▶ **What to work on**
Print every line below without adding or leaving out a single word.

====== Materials provided

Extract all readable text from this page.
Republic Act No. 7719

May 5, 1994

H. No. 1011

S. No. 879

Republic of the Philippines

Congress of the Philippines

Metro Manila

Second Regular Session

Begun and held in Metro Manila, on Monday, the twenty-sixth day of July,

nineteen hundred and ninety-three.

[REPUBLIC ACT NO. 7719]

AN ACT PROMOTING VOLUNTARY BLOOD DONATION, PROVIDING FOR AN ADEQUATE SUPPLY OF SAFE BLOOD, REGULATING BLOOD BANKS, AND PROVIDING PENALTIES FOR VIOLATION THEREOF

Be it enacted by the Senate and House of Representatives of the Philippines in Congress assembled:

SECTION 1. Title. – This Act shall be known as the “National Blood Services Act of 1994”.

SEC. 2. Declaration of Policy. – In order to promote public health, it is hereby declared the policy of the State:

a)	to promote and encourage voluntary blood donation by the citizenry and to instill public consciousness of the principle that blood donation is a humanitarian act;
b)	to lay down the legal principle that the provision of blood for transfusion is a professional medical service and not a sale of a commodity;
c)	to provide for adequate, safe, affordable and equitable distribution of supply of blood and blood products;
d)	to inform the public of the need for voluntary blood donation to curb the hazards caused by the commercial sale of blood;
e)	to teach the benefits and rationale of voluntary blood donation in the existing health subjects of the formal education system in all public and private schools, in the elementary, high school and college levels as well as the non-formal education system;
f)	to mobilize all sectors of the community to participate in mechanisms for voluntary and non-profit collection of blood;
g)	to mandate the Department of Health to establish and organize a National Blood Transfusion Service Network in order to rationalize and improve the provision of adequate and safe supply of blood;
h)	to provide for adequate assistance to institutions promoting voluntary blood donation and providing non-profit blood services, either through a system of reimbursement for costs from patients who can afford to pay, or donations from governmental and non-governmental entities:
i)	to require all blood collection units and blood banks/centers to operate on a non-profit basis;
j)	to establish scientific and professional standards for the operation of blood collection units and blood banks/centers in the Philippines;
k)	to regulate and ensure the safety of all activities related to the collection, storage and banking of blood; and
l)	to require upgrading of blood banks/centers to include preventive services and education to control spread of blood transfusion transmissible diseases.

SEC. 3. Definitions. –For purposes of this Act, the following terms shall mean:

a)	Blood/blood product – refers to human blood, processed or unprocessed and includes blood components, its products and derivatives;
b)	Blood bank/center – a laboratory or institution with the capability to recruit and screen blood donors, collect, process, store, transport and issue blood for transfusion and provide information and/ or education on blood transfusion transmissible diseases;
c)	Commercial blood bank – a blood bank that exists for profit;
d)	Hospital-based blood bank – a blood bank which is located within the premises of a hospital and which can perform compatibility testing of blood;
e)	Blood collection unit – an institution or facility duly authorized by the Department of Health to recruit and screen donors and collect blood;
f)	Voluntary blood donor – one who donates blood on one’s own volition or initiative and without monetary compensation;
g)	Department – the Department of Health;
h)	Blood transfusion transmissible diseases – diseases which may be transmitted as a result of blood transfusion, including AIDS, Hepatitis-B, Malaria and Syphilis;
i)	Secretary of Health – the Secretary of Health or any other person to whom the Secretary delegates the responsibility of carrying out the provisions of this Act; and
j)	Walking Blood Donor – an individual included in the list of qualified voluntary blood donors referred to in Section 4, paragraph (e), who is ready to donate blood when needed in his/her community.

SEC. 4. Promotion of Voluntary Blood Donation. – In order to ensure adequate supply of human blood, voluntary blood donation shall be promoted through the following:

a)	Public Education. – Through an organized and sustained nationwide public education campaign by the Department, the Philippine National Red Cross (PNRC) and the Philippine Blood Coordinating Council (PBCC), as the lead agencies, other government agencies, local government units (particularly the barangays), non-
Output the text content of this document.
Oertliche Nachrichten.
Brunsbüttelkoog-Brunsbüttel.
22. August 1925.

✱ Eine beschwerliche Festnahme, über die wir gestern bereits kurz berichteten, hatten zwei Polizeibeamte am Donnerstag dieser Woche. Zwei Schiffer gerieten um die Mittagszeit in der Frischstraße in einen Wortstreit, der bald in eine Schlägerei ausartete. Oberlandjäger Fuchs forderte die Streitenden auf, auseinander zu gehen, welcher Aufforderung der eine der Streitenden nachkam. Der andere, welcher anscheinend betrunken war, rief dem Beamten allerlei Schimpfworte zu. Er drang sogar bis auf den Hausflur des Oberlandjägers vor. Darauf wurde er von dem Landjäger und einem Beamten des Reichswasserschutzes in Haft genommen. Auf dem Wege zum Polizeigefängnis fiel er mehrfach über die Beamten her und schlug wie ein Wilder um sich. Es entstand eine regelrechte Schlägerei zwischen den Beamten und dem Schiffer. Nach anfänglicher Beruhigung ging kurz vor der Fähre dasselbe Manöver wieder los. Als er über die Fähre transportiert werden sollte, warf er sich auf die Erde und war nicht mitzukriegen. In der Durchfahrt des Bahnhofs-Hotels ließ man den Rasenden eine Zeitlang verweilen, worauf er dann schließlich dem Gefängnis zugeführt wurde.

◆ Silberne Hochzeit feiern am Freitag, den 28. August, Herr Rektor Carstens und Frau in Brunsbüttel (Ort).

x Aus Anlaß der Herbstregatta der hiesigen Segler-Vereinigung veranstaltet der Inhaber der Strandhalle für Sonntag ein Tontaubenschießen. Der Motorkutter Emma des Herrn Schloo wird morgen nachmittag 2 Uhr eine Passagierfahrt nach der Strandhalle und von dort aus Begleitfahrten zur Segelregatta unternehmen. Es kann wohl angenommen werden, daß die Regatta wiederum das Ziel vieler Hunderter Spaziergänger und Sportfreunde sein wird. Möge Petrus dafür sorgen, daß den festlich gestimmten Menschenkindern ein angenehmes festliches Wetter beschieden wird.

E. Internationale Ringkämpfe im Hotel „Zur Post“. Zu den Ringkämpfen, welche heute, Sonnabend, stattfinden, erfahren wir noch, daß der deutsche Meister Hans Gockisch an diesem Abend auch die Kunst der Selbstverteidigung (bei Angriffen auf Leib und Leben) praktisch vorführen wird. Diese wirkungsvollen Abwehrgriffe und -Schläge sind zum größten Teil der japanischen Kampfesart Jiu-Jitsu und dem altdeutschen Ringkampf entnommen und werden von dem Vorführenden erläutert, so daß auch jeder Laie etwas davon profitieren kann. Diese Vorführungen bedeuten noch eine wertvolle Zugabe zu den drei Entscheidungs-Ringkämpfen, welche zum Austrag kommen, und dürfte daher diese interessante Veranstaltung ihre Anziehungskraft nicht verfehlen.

============

▶ **Expected answer**
Extract all readable text from this page.
Republic Act No. 7719

May 5, 1994

H. No. 1011

S. No. 879

Republic of the Philippines

Congress of the Philippines

Metro Manila

Second Regular Session

Begun and held in Metro Manila, on Monday, the twenty-sixth day of July,

nineteen hundred and ninety-three.

[REPUBLIC ACT NO. 7719]

AN ACT PROMOTING VOLUNTARY BLOOD DONATION, PROVIDING FOR AN ADEQUATE SUPPLY OF SAFE BLOOD, REGULATING BLOOD BANKS, AND PROVIDING PENALTIES FOR VIOLATION THEREOF

Be it enacted by the Senate and House of Representatives of the Philippines in Congress assembled:

SECTION 1. Title. – This Act shall be known as the “National Blood Services Act of 1994”.

SEC. 2. Declaration of Policy. – In order to promote public health, it is hereby declared the policy of the State:

a)	to promote and encourage voluntary blood donation by the citizenry and to instill public consciousness of the principle that blood donation is a humanitarian act;
b)	to lay down the legal principle that the provision of blood for transfusion is a professional medical service and not a sale of a commodity;
c)	to provide for adequate, safe, affordable and equitable distribution of supply of blood and blood products;
d)	to inform the public of the need for voluntary blood donation to curb the hazards caused by the commercial sale of blood;
e)	to teach the benefits and rationale of voluntary blood donation in the existing health subjects of the formal education system in all public and private schools, in the elementary, high school and college levels as well as the non-formal education system;
f)	to mobilize all sectors of the community to participate in mechanisms for voluntary and non-profit collection of blood;
g)	to mandate the Department of Health to establish and organize a National Blood Transfusion Service Network in order to rationalize and improve the provision of adequate and safe supply of blood;
h)	to provide for adequate assistance to institutions promoting voluntary blood donation and providing non-profit blood services, either through a system of reimbursement for costs from patients who can afford to pay, or donations from governmental and non-governmental entities:
i)	to require all blood collection units and blood banks/centers to operate on a non-profit basis;
j)	to establish scientific and professional standards for the operation of blood collection units and blood banks/centers in the Philippines;
k)	to regulate and ensure the safety of all activities related to the collection, storage and banking of blood; and
l)	to require upgrading of blood banks/centers to include preventive services and education to control spread of blood transfusion transmissible diseases.

SEC. 3. Definitions. –For purposes of this Act, the following terms shall mean:

a)	Blood/blood product – refers to human blood, processed or unprocessed and includes blood components, its products and derivatives;
b)	Blood bank/center – a laboratory or institution with the capability to recruit and screen blood donors, collect, process, store, transport and issue blood for transfusion and provide information and/ or education on blood transfusion transmissible diseases;
c)	Commercial blood bank – a blood bank that exists for profit;
d)	Hospital-based blood bank – a blood bank which is located within the premises of a hospital and which can perform compatibility testing of blood;
e)	Blood collection unit – an institution or facility duly authorized by the Department of Health to recruit and screen donors and collect blood;
f)	Voluntary blood donor – one who donates blood on one’s own volition or initiative and without monetary compensation;
g)	Department – the Department of Health;
h)	Blood transfusion transmissible diseases – diseases which may be transmitted as a result of blood transfusion, including AIDS, Hepatitis-B, Malaria and Syphilis;
i)	Secretary of Health – the Secretary of Health or any other person to whom the Secretary delegates the responsibility of carrying out the provisions of this Act; and
j)	Walking Blood Donor – an individual included in the list of qualified voluntary blood donors referred to in Section 4, paragraph (e), who is ready to donate blood when needed in his/her community.

SEC. 4. Promotion of Voluntary Blood Donation. – In order to ensure adequate supply of human blood, voluntary blood donation shall be promoted through the following:

a)	Public Education. – Through an organized and sustained nationwide public education campaign by the Department, the Philippine National Red Cross (PNRC) and the Philippine Blood Coordinating Council (PBCC), as the lead agencies, other government agencies, local government units (particularly the barangays), non-
Output the text content of this document.
Oertliche Nachrichten.
Brunsbüttelkoog-Brunsbüttel.
22. August 1925.

✱ Eine beschwerliche Festnahme, über die wir gestern bereits kurz berichteten, hatten zwei Polizeibeamte am Donnerstag dieser Woche. Zwei Schiffer gerieten um die Mittagszeit in der Frischstraße in einen Wortstreit, der bald in eine Schlägerei ausartete. Oberlandjäger Fuchs forderte die Streitenden auf, auseinander zu gehen, welcher Aufforderung der eine der Streitenden nachkam. Der andere, welcher anscheinend betrunken war, rief dem Beamten allerlei Schimpfworte zu. Er drang sogar bis auf den Hausflur des Oberlandjägers vor. Darauf wurde er von dem Landjäger und einem Beamten des Reichswasserschutzes in Haft genommen. Auf dem Wege zum Polizeigefängnis fiel er mehrfach über die Beamten her und schlug wie ein Wilder um sich. Es entstand eine regelrechte Schlägerei zwischen den Beamten und dem Schiffer. Nach anfänglicher Beruhigung ging kurz vor der Fähre dasselbe Manöver wieder los. Als er über die Fähre transportiert werden sollte, warf er sich auf die Erde und war nicht mitzukriegen. In der Durchfahrt des Bahnhofs-Hotels ließ man den Rasenden eine Zeitlang verweilen, worauf er dann schließlich dem Gefängnis zugeführt wurde.

◆ Silberne Hochzeit feiern am Freitag, den 28. August, Herr Rektor Carstens und Frau in Brunsbüttel (Ort).

x Aus Anlaß der Herbstregatta der hiesigen Segler-Vereinigung veranstaltet der Inhaber der Strandhalle für Sonntag ein Tontaubenschießen. Der Motorkutter Emma des Herrn Schloo wird morgen nachmittag 2 Uhr eine Passagierfahrt nach der Strandhalle und von dort aus Begleitfahrten zur Segelregatta unternehmen. Es kann wohl angenommen werden, daß die Regatta wiederum das Ziel vieler Hunderter Spaziergänger und Sportfreunde sein wird. Möge Petrus dafür sorgen, daß den festlich gestimmten Menschenkindern ein angenehmes festliches Wetter beschieden wird.

E. Internationale Ringkämpfe im Hotel „Zur Post“. Zu den Ringkämpfen, welche heute, Sonnabend, stattfinden, erfahren wir noch, daß der deutsche Meister Hans Gockisch an diesem Abend auch die Kunst der Selbstverteidigung (bei Angriffen auf Leib und Leben) praktisch vorführen wird. Diese wirkungsvollen Abwehrgriffe und -Schläge sind zum größten Teil der japanischen Kampfesart Jiu-Jitsu und dem altdeutschen Ringkampf entnommen und werden von dem Vorführenden erläutert, so daß auch jeder Laie etwas davon profitieren kann. Diese Vorführungen bedeuten noch eine wertvolle Zugabe zu den drei Entscheidungs-Ringkämpfen, welche zum Austrag kommen, und dürfte daher diese interessante Veranstaltung ihre Anziehungskraft nicht verfehlen.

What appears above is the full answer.